* Begin *

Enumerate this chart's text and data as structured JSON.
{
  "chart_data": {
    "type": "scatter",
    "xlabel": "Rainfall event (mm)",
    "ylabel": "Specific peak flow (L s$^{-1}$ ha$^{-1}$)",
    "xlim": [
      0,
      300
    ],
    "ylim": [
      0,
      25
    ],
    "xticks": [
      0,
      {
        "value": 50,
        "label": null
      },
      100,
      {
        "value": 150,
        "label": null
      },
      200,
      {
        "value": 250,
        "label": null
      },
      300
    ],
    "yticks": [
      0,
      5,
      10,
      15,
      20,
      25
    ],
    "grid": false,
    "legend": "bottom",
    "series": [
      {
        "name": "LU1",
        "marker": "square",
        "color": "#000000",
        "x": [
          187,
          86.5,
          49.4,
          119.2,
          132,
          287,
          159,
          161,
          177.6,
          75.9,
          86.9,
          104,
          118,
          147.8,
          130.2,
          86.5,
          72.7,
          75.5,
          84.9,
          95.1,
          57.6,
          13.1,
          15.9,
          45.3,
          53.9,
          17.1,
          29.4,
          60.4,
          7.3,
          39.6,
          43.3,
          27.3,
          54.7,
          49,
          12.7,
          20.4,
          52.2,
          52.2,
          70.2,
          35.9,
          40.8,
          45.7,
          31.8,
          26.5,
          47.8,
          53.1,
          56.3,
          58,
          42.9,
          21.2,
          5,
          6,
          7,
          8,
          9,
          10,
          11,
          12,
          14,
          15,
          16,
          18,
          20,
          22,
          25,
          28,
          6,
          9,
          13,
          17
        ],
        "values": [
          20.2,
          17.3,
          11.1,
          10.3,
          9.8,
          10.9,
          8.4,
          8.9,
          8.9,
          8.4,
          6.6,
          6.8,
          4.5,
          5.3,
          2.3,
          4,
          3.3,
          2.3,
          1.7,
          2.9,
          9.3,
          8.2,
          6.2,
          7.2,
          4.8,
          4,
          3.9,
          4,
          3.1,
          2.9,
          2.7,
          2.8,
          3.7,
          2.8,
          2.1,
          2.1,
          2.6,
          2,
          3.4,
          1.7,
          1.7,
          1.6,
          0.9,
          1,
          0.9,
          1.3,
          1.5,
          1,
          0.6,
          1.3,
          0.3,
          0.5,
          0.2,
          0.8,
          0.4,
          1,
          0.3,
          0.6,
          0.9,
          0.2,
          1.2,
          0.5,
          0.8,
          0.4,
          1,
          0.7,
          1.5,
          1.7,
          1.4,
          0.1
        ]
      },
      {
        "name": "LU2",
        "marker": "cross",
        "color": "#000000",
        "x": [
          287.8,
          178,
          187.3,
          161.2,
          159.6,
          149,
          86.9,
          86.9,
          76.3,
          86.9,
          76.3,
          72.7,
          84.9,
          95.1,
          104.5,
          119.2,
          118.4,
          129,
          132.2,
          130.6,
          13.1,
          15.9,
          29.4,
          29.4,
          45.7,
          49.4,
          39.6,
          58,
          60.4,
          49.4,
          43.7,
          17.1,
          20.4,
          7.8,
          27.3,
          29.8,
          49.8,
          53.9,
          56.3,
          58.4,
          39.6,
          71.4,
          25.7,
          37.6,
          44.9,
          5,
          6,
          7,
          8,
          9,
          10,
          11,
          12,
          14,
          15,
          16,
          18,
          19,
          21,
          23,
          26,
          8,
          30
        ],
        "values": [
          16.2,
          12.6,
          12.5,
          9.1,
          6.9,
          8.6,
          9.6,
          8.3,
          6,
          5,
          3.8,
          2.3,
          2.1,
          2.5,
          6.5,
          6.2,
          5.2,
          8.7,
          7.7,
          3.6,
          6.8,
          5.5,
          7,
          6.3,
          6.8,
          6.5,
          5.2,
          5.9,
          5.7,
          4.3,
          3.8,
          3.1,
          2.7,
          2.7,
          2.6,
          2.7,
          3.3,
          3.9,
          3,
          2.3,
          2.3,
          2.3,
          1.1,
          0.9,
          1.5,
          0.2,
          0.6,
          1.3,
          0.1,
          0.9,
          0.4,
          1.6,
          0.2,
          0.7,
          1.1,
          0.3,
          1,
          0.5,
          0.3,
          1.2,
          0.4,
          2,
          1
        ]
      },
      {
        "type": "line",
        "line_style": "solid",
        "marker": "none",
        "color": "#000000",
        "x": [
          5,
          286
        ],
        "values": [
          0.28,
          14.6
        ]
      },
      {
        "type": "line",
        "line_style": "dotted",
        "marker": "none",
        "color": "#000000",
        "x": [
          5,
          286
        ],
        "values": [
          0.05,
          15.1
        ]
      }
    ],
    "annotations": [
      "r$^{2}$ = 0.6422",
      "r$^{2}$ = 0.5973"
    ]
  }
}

* End *

**WORK TO COMPLETE**
Each record above should be repeated exactly as it appears.

**RESULT OF THIS EXERCISE**
Enumerate this chart's text and data as structured JSON.
{
  "chart_data": {
    "type": "scatter",
    "xlabel": "Rainfall event (mm)",
    "ylabel": "Specific peak flow (L s$^{-1}$ ha$^{-1}$)",
    "xlim": [
      0,
      300
    ],
    "ylim": [
      0,
      25
    ],
    "xticks": [
      0,
      {
        "value": 50,
        "label": null
      },
      100,
      {
        "value": 150,
        "label": null
      },
      200,
      {
        "value": 250,
        "label": null
      },
      300
    ],
    "yticks": [
      0,
      5,
      10,
      15,
      20,
      25
    ],
    "grid": false,
    "legend": "bottom",
    "series": [
      {
        "name": "LU1",
        "marker": "square",
        "color": "#000000",
        "x": [
          187,
          86.5,
          49.4,
          119.2,
          132,
          287,
          159,
          161,
          177.6,
          75.9,
          86.9,
          104,
          118,
          147.8,
          130.2,
          86.5,
          72.7,
          75.5,
          84.9,
          95.1,
          57.6,
          13.1,
          15.9,
          45.3,
          53.9,
          17.1,
          29.4,
          60.4,
          7.3,
          39.6,
          43.3,
          27.3,
          54.7,
          49,
          12.7,
          20.4,
          52.2,
          52.2,
          70.2,
          35.9,
          40.8,
          45.7,
          31.8,
          26.5,
          47.8,
          53.1,
          56.3,
          58,
          42.9,
          21.2,
          5,
          6,
          7,
          8,
          9,
          10,
          11,
          12,
          14,
          15,
          16,
          18,
          20,
          22,
          25,
          28,
          6,
          9,
          13,
          17
        ],
        "values": [
          20.2,
          17.3,
          11.1,
          10.3,
          9.8,
          10.9,
          8.4,
          8.9,
          8.9,
          8.4,
          6.6,
          6.8,
          4.5,
          5.3,
          2.3,
          4,
          3.3,
          2.3,
          1.7,
          2.9,
          9.3,
          8.2,
          6.2,
          7.2,
          4.8,
          4,
          3.9,
          4,
          3.1,
          2.9,
          2.7,
          2.8,
          3.7,
          2.8,
          2.1,
          2.1,
          2.6,
          2,
          3.4,
          1.7,
          1.7,
          1.6,
          0.9,
          1,
          0.9,
          1.3,
          1.5,
          1,
          0.6,
          1.3,
          0.3,
          0.5,
          0.2,
          0.8,
          0.4,
          1,
          0.3,
          0.6,
          0.9,
          0.2,
          1.2,
          0.5,
          0.8,
          0.4,
          1,
          0.7,
          1.5,
          1.7,
          1.4,
          0.1
        ]
      },
      {
        "name": "LU2",
        "marker": "cross",
        "color": "#000000",
        "x": [
          287.8,
          178,
          187.3,
          161.2,
          159.6,
          149,
          86.9,
          86.9,
          76.3,
          86.9,
          76.3,
          72.7,
          84.9,
          95.1,
          104.5,
          119.2,
          118.4,
          129,
          132.2,
          130.6,
          13.1,
          15.9,
          29.4,
          29.4,
          45.7,
          49.4,
          39.6,
          58,
          60.4,
          49.4,
          43.7,
          17.1,
          20.4,
          7.8,
          27.3,
          29.8,
          49.8,
          53.9,
          56.3,
          58.4,
          39.6,
          71.4,
          25.7,
          37.6,
          44.9,
          5,
          6,
          7,
          8,
          9,
          10,
          11,
          12,
          14,
          15,
          16,
          18,
          19,
          21,
          23,
          26,
          8,
          30
        ],
        "values": [
          16.2,
          12.6,
          12.5,
          9.1,
          6.9,
          8.6,
          9.6,
          8.3,
          6,
          5,
          3.8,
          2.3,
          2.1,
          2.5,
          6.5,
          6.2,
          5.2,
          8.7,
          7.7,
          3.6,
          6.8,
          5.5,
          7,
          6.3,
          6.8,
          6.5,
          5.2,
          5.9,
          5.7,
          4.3,
          3.8,
          3.1,
          2.7,
          2.7,
          2.6,
          2.7,
          3.3,
          3.9,
          3,
          2.3,
          2.3,
          2.3,
          1.1,
          0.9,
          1.5,
          0.2,
          0.6,
          1.3,
          0.1,
          0.9,
          0.4,
          1.6,
          0.2,
          0.7,
          1.1,
          0.3,
          1,
          0.5,
          0.3,
          1.2,
          0.4,
          2,
          1
        ]
      },
      {
        "type": "line",
        "line_style": "solid",
        "marker": "none",
        "color": "#000000",
        "x": [
          5,
          286
        ],
        "values": [
          0.28,
          14.6
        ]
      },
      {
        "type": "line",
        "line_style": "dotted",
        "marker": "none",
        "color": "#000000",
        "x": [
          5,
          286
        ],
        "values": [
          0.05,
          15.1
        ]
      }
    ],
    "annotations": [
      "r$^{2}$ = 0.6422",
      "r$^{2}$ = 0.5973"
    ]
  }
}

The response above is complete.